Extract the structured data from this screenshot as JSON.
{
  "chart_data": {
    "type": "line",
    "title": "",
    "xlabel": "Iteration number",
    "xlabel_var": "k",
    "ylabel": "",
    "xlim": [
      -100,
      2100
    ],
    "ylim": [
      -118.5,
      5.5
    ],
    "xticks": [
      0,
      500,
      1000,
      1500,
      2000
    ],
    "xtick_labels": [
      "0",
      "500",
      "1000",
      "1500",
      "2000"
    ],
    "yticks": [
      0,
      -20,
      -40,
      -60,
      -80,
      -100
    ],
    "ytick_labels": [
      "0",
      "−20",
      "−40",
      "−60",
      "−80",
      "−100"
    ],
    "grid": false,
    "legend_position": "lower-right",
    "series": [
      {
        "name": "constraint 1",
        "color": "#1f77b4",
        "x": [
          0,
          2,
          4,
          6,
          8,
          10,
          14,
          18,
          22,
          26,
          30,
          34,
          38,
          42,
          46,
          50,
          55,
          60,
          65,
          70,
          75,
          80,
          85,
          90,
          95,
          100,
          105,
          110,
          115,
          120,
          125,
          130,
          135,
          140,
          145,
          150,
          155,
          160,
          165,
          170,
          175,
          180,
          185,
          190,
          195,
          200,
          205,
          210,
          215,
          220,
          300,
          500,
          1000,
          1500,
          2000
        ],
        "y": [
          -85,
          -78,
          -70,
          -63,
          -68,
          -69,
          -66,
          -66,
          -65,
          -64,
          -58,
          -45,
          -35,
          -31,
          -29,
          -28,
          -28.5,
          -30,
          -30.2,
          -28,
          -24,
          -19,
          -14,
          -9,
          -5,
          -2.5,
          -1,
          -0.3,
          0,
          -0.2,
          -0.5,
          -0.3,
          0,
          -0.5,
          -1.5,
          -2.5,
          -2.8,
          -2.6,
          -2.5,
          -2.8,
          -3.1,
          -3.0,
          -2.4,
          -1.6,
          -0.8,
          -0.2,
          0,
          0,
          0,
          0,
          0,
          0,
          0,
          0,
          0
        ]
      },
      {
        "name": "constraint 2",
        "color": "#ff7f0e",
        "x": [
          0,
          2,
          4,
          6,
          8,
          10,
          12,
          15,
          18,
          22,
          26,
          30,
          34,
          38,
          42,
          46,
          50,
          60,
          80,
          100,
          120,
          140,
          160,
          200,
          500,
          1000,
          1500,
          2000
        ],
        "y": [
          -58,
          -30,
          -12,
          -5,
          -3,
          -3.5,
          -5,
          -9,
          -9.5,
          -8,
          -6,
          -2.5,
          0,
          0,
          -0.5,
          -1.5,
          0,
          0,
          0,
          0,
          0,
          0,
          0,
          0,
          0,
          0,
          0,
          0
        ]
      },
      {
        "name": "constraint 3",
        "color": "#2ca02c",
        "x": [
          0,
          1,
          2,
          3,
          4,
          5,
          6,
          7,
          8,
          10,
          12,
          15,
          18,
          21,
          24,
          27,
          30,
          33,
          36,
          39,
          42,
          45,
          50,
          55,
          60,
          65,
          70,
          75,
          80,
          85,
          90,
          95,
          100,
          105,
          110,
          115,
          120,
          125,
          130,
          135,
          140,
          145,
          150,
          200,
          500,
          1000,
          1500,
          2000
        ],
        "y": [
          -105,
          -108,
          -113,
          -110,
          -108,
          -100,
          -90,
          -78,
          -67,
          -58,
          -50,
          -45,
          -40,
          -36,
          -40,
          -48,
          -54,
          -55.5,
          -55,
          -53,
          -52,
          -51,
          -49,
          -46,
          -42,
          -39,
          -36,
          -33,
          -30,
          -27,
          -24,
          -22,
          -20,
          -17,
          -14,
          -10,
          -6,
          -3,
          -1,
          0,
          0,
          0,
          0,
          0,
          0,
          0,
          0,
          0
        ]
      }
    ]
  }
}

============

> _Requirements_
Transcribe the data. Leave every line exactly as it is.

> _The reply_
Extract the structured data from this screenshot as JSON.
{
  "chart_data": {
    "type": "line",
    "title": "",
    "xlabel": "Iteration number",
    "xlabel_var": "k",
    "ylabel": "",
    "xlim": [
      -100,
      2100
    ],
    "ylim": [
      -118.5,
      5.5
    ],
    "xticks": [
      0,
      500,
      1000,
      1500,
      2000
    ],
    "xtick_labels": [
      "0",
      "500",
      "1000",
      "1500",
      "2000"
    ],
    "yticks": [
      0,
      -20,
      -40,
      -60,
      -80,
      -100
    ],
    "ytick_labels": [
      "0",
      "−20",
      "−40",
      "−60",
      "−80",
      "−100"
    ],
    "grid": false,
    "legend_position": "lower-right",
    "series": [
      {
        "name": "constraint 1",
        "color": "#1f77b4",
        "x": [
          0,
          2,
          4,
          6,
          8,
          10,
          14,
          18,
          22,
          26,
          30,
          34,
          38,
          42,
          46,
          50,
          55,
          60,
          65,
          70,
          75,
          80,
          85,
          90,
          95,
          100,
          105,
          110,
          115,
          120,
          125,
          130,
          135,
          140,
          145,
          150,
          155,
          160,
          165,
          170,
          175,
          180,
          185,
          190,
          195,
          200,
          205,
          210,
          215,
          220,
          300,
          500,
          1000,
          1500,
          2000
        ],
        "y": [
          -85,
          -78,
          -70,
          -63,
          -68,
          -69,
          -66,
          -66,
          -65,
          -64,
          -58,
          -45,
          -35,
          -31,
          -29,
          -28,
          -28.5,
          -30,
          -30.2,
          -28,
          -24,
          -19,
          -14,
          -9,
          -5,
          -2.5,
          -1,
          -0.3,
          0,
          -0.2,
          -0.5,
          -0.3,
          0,
          -0.5,
          -1.5,
          -2.5,
          -2.8,
          -2.6,
          -2.5,
          -2.8,
          -3.1,
          -3.0,
          -2.4,
          -1.6,
          -0.8,
          -0.2,
          0,
          0,
          0,
          0,
          0,
          0,
          0,
          0,
          0
        ]
      },
      {
        "name": "constraint 2",
        "color": "#ff7f0e",
        "x": [
          0,
          2,
          4,
          6,
          8,
          10,
          12,
          15,
          18,
          22,
          26,
          30,
          34,
          38,
          42,
          46,
          50,
          60,
          80,
          100,
          120,
          140,
          160,
          200,
          500,
          1000,
          1500,
          2000
        ],
        "y": [
          -58,
          -30,
          -12,
          -5,
          -3,
          -3.5,
          -5,
          -9,
          -9.5,
          -8,
          -6,
          -2.5,
          0,
          0,
          -0.5,
          -1.5,
          0,
          0,
          0,
          0,
          0,
          0,
          0,
          0,
          0,
          0,
          0,
          0
        ]
      },
      {
        "name": "constraint 3",
        "color": "#2ca02c",
        "x": [
          0,
          1,
          2,
          3,
          4,
          5,
          6,
          7,
          8,
          10,
          12,
          15,
          18,
          21,
          24,
          27,
          30,
          33,
          36,
          39,
          42,
          45,
          50,
          55,
          60,
          65,
          70,
          75,
          80,
          85,
          90,
          95,
          100,
          105,
          110,
          115,
          120,
          125,
          130,
          135,
          140,
          145,
          150,
          200,
          500,
          1000,
          1500,
          2000
        ],
        "y": [
          -105,
          -108,
          -113,
          -110,
          -108,
          -100,
          -90,
          -78,
          -67,
          -58,
          -50,
          -45,
          -40,
          -36,
          -40,
          -48,
          -54,
          -55.5,
          -55,
          -53,
          -52,
          -51,
          -49,
          -46,
          -42,
          -39,
          -36,
          -33,
          -30,
          -27,
          -24,
          -22,
          -20,
          -17,
          -14,
          -10,
          -6,
          -3,
          -1,
          0,
          0,
          0,
          0,
          0,
          0,
          0,
          0,
          0
        ]
      }
    ]
  }
}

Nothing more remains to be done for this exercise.